— Start Extracted records —

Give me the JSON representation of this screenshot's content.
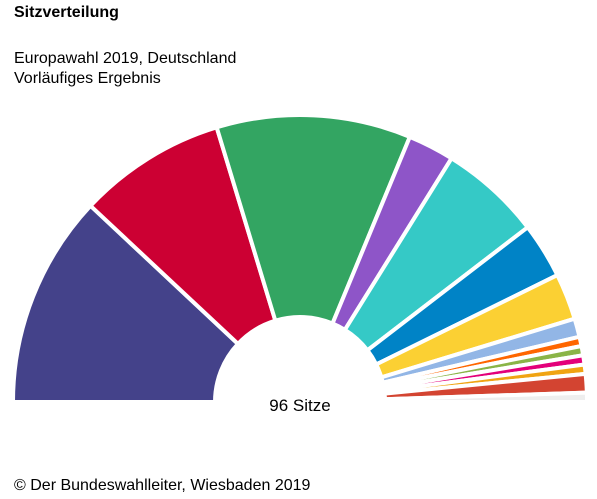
{
  "header": {
    "title": "Sitzverteilung",
    "subtitle_line1": "Europawahl 2019, Deutschland",
    "subtitle_line2": "Vorläufiges Ergebnis"
  },
  "chart_data": {
    "type": "pie",
    "variant": "parliament-half-donut",
    "total_label": "96 Sitze",
    "total_seats": 96,
    "slices": [
      {
        "seats": 23,
        "color": "#44428a"
      },
      {
        "seats": 16,
        "color": "#cc0033"
      },
      {
        "seats": 21,
        "color": "#33a562"
      },
      {
        "seats": 5,
        "color": "#8e55c8"
      },
      {
        "seats": 11,
        "color": "#35c9c6"
      },
      {
        "seats": 6,
        "color": "#0083c6"
      },
      {
        "seats": 5,
        "color": "#fbd033"
      },
      {
        "seats": 2,
        "color": "#92b6e6"
      },
      {
        "seats": 1,
        "color": "#ff6600"
      },
      {
        "seats": 1,
        "color": "#8ab447"
      },
      {
        "seats": 1,
        "color": "#e3007a"
      },
      {
        "seats": 1,
        "color": "#f0a413"
      },
      {
        "seats": 2,
        "color": "#d34431"
      },
      {
        "seats": 1,
        "color": "#eeeeee"
      }
    ]
  },
  "footer": {
    "credit": "© Der Bundeswahlleiter, Wiesbaden 2019"
  }
}
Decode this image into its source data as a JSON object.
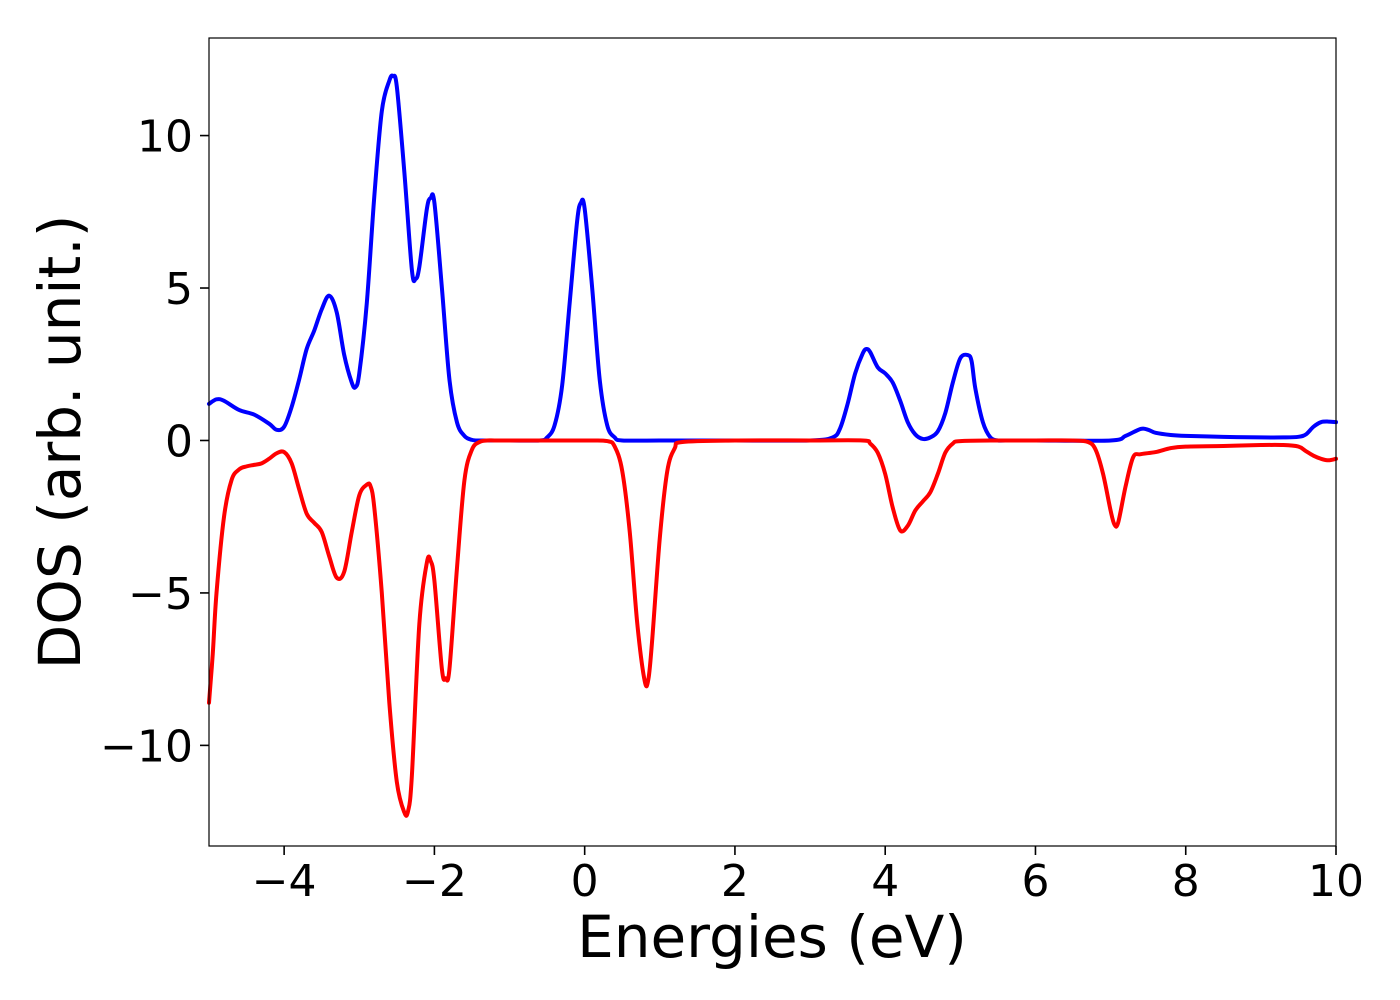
{
  "chart_data": {
    "type": "line",
    "title": "",
    "xlabel": "Energies (eV)",
    "ylabel": "DOS (arb. unit.)",
    "xlim": [
      -5,
      10
    ],
    "ylim": [
      -13.3,
      13.2
    ],
    "x_ticks": [
      -4,
      -2,
      0,
      2,
      4,
      6,
      8,
      10
    ],
    "y_ticks": [
      -10,
      -5,
      0,
      5,
      10
    ],
    "x_tick_labels": [
      "−4",
      "−2",
      "0",
      "2",
      "4",
      "6",
      "8",
      "10"
    ],
    "y_tick_labels": [
      "−10",
      "−5",
      "0",
      "5",
      "10"
    ],
    "grid": false,
    "legend": "none",
    "series": [
      {
        "color": "#0000ff",
        "x": [
          -5.0,
          -4.9,
          -4.8,
          -4.6,
          -4.4,
          -4.2,
          -4.1,
          -4.0,
          -3.9,
          -3.8,
          -3.7,
          -3.6,
          -3.5,
          -3.4,
          -3.3,
          -3.2,
          -3.1,
          -3.05,
          -3.0,
          -2.9,
          -2.8,
          -2.7,
          -2.6,
          -2.55,
          -2.5,
          -2.4,
          -2.3,
          -2.25,
          -2.2,
          -2.1,
          -2.05,
          -2.0,
          -1.9,
          -1.8,
          -1.7,
          -1.6,
          -1.5,
          -1.4,
          -1.3,
          -1.0,
          -0.6,
          -0.5,
          -0.4,
          -0.3,
          -0.2,
          -0.1,
          -0.05,
          0.0,
          0.1,
          0.2,
          0.3,
          0.4,
          0.5,
          1.0,
          2.0,
          3.0,
          3.3,
          3.4,
          3.5,
          3.6,
          3.7,
          3.75,
          3.8,
          3.9,
          4.0,
          4.1,
          4.2,
          4.3,
          4.4,
          4.5,
          4.6,
          4.7,
          4.8,
          4.9,
          5.0,
          5.1,
          5.15,
          5.2,
          5.3,
          5.4,
          5.5,
          5.6,
          6.0,
          7.0,
          7.2,
          7.4,
          7.5,
          7.6,
          7.8,
          8.0,
          8.5,
          9.0,
          9.3,
          9.5,
          9.6,
          9.7,
          9.8,
          9.9,
          10.0
        ],
        "y": [
          1.2,
          1.35,
          1.3,
          1.0,
          0.85,
          0.55,
          0.35,
          0.45,
          1.1,
          2.0,
          3.0,
          3.6,
          4.3,
          4.75,
          4.2,
          2.8,
          1.9,
          1.75,
          2.2,
          4.5,
          8.0,
          10.8,
          11.8,
          11.95,
          11.6,
          8.8,
          5.6,
          5.3,
          5.7,
          7.6,
          7.95,
          7.8,
          5.0,
          2.0,
          0.6,
          0.15,
          0.02,
          0.0,
          0.0,
          0.0,
          0.0,
          0.1,
          0.5,
          1.8,
          4.5,
          7.2,
          7.8,
          7.6,
          5.0,
          2.0,
          0.5,
          0.1,
          0.0,
          0.0,
          0.0,
          0.0,
          0.1,
          0.4,
          1.2,
          2.2,
          2.85,
          3.0,
          2.9,
          2.4,
          2.2,
          1.9,
          1.3,
          0.6,
          0.2,
          0.05,
          0.1,
          0.3,
          0.9,
          1.9,
          2.7,
          2.8,
          2.6,
          1.7,
          0.6,
          0.1,
          0.0,
          0.0,
          0.0,
          0.0,
          0.15,
          0.38,
          0.35,
          0.25,
          0.18,
          0.15,
          0.12,
          0.1,
          0.1,
          0.12,
          0.2,
          0.45,
          0.6,
          0.62,
          0.6
        ]
      },
      {
        "color": "#ff0000",
        "x": [
          -5.0,
          -4.95,
          -4.9,
          -4.8,
          -4.7,
          -4.6,
          -4.5,
          -4.4,
          -4.3,
          -4.2,
          -4.1,
          -4.0,
          -3.9,
          -3.8,
          -3.7,
          -3.6,
          -3.5,
          -3.4,
          -3.3,
          -3.2,
          -3.1,
          -3.0,
          -2.9,
          -2.85,
          -2.8,
          -2.7,
          -2.6,
          -2.5,
          -2.4,
          -2.35,
          -2.3,
          -2.2,
          -2.1,
          -2.05,
          -2.0,
          -1.9,
          -1.85,
          -1.8,
          -1.7,
          -1.6,
          -1.5,
          -1.4,
          -1.3,
          -1.2,
          -1.0,
          0.0,
          0.3,
          0.4,
          0.5,
          0.6,
          0.7,
          0.8,
          0.85,
          0.9,
          1.0,
          1.1,
          1.2,
          1.3,
          2.0,
          3.0,
          3.7,
          3.8,
          3.9,
          4.0,
          4.1,
          4.2,
          4.3,
          4.4,
          4.5,
          4.6,
          4.7,
          4.8,
          4.9,
          5.0,
          5.5,
          6.0,
          6.5,
          6.7,
          6.8,
          6.9,
          7.0,
          7.05,
          7.1,
          7.2,
          7.3,
          7.4,
          7.6,
          7.8,
          8.0,
          8.5,
          9.0,
          9.3,
          9.5,
          9.6,
          9.7,
          9.8,
          9.9,
          10.0
        ],
        "y": [
          -8.6,
          -7.0,
          -5.0,
          -2.5,
          -1.3,
          -0.95,
          -0.85,
          -0.8,
          -0.75,
          -0.6,
          -0.42,
          -0.38,
          -0.75,
          -1.6,
          -2.4,
          -2.7,
          -3.0,
          -3.8,
          -4.5,
          -4.3,
          -3.0,
          -1.8,
          -1.45,
          -1.5,
          -2.2,
          -5.0,
          -8.6,
          -11.2,
          -12.2,
          -12.15,
          -11.0,
          -6.0,
          -4.0,
          -3.95,
          -4.6,
          -7.5,
          -7.8,
          -7.5,
          -4.2,
          -1.3,
          -0.3,
          -0.05,
          0.0,
          0.0,
          0.0,
          0.0,
          -0.02,
          -0.2,
          -1.0,
          -3.0,
          -6.0,
          -7.9,
          -7.8,
          -6.5,
          -3.2,
          -1.0,
          -0.25,
          -0.05,
          0.0,
          0.0,
          0.0,
          -0.1,
          -0.4,
          -1.1,
          -2.2,
          -2.95,
          -2.8,
          -2.3,
          -2.0,
          -1.7,
          -1.1,
          -0.4,
          -0.1,
          -0.02,
          0.0,
          0.0,
          0.0,
          -0.05,
          -0.3,
          -1.1,
          -2.3,
          -2.75,
          -2.7,
          -1.5,
          -0.55,
          -0.45,
          -0.38,
          -0.25,
          -0.2,
          -0.18,
          -0.15,
          -0.15,
          -0.2,
          -0.35,
          -0.5,
          -0.6,
          -0.65,
          -0.6
        ]
      }
    ]
  }
}
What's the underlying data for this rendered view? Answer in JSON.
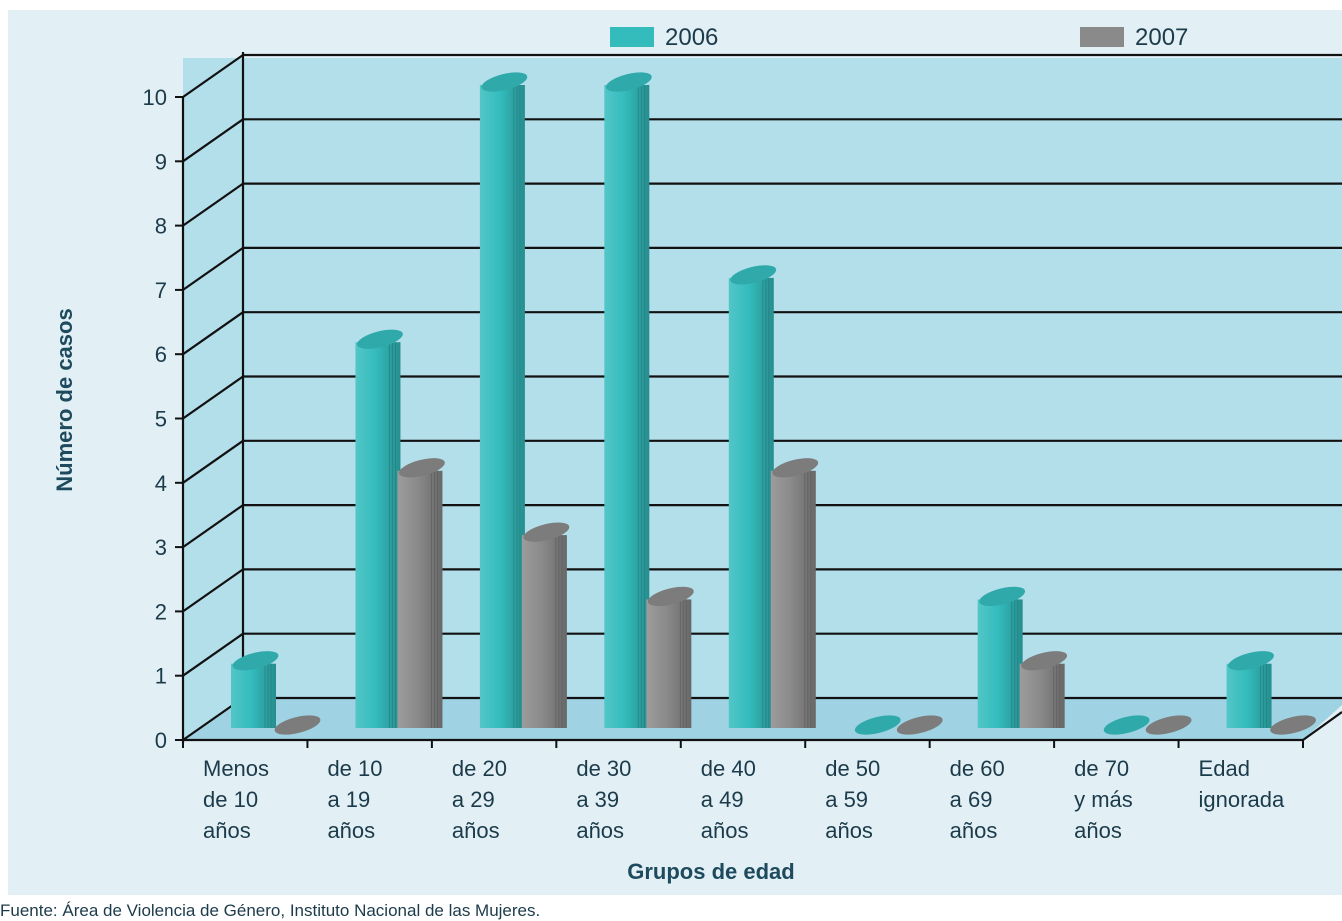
{
  "chart_data": {
    "type": "bar",
    "ylabel": "Número de casos",
    "xlabel": "Grupos de edad",
    "ylim": [
      0,
      10
    ],
    "yticks": [
      "0",
      "1",
      "2",
      "3",
      "4",
      "5",
      "6",
      "7",
      "8",
      "9",
      "10"
    ],
    "grid": true,
    "legend_position": "top",
    "categories": [
      [
        "Menos",
        "de 10",
        "años"
      ],
      [
        "de 10",
        "a 19",
        "años"
      ],
      [
        "de 20",
        "a 29",
        "años"
      ],
      [
        "de 30",
        "a 39",
        "años"
      ],
      [
        "de 40",
        "a 49",
        "años"
      ],
      [
        "de 50",
        "a 59",
        "años"
      ],
      [
        "de 60",
        "a 69",
        "años"
      ],
      [
        "de 70",
        "y más",
        "años"
      ],
      [
        "Edad",
        "ignorada"
      ]
    ],
    "series": [
      {
        "name": "2006",
        "color": "#34bcbd",
        "values": [
          1,
          6,
          10,
          10,
          7,
          0,
          2,
          0,
          1
        ]
      },
      {
        "name": "2007",
        "color": "#8a8a8a",
        "values": [
          0,
          4,
          3,
          2,
          4,
          0,
          1,
          0,
          0
        ]
      }
    ]
  },
  "footer": {
    "source": "Fuente: Área de Violencia de Género, Instituto Nacional de las Mujeres."
  }
}
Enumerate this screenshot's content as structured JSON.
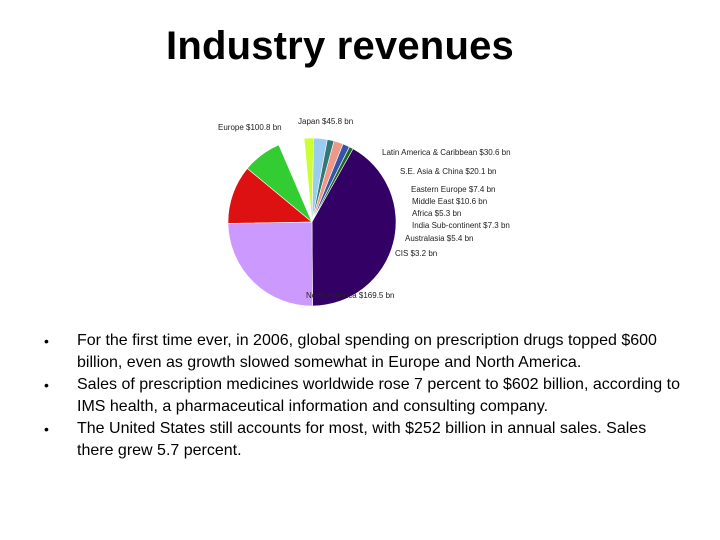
{
  "slide": {
    "title": "Industry revenues",
    "bullets": [
      "For the first time ever, in 2006, global spending on prescription drugs topped $600 billion, even as growth slowed somewhat in Europe and North America.",
      "Sales of prescription medicines worldwide rose 7 percent to $602 billion, according to IMS health, a pharmaceutical information and consulting company.",
      "The United States still accounts for most, with $252 billion in annual sales. Sales there grew 5.7 percent."
    ],
    "bullet_glyph": "•"
  },
  "chart_data": {
    "type": "pie",
    "title": "",
    "unit": "bn",
    "slices": [
      {
        "label": "Japan $45.8 bn",
        "value": 45.8,
        "color": "#dd1111"
      },
      {
        "label": "Latin America & Caribbean $30.6 bn",
        "value": 30.6,
        "color": "#33cc33"
      },
      {
        "label": "S.E. Asia & China $20.1 bn",
        "value": 20.1,
        "color": "#ffffff"
      },
      {
        "label": "Eastern Europe $7.4 bn",
        "value": 7.4,
        "color": "#ccff33"
      },
      {
        "label": "Middle East $10.6 bn",
        "value": 10.6,
        "color": "#99ccee"
      },
      {
        "label": "Africa $5.3 bn",
        "value": 5.3,
        "color": "#337777"
      },
      {
        "label": "India Sub-continent $7.3 bn",
        "value": 7.3,
        "color": "#ee9988"
      },
      {
        "label": "Australasia $5.4 bn",
        "value": 5.4,
        "color": "#3355aa"
      },
      {
        "label": "CIS $3.2 bn",
        "value": 3.2,
        "color": "#226622"
      },
      {
        "label": "North America $169.5 bn",
        "value": 169.5,
        "color": "#330066"
      },
      {
        "label": "Europe $100.8 bn",
        "value": 100.8,
        "color": "#cc99ff"
      }
    ]
  }
}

— End Extracted records —

> [Description of the task]: Search the preceding listing for the word "JSON" and pull out every line that holds it.

> [Response to the exercise]:
Give me the JSON representation of this screenshot's content.
Decode this image into its source data as a JSON object.
What's the underlying data for this rendered view? Answer in JSON.
Enumerate this screenshot's content as structured JSON.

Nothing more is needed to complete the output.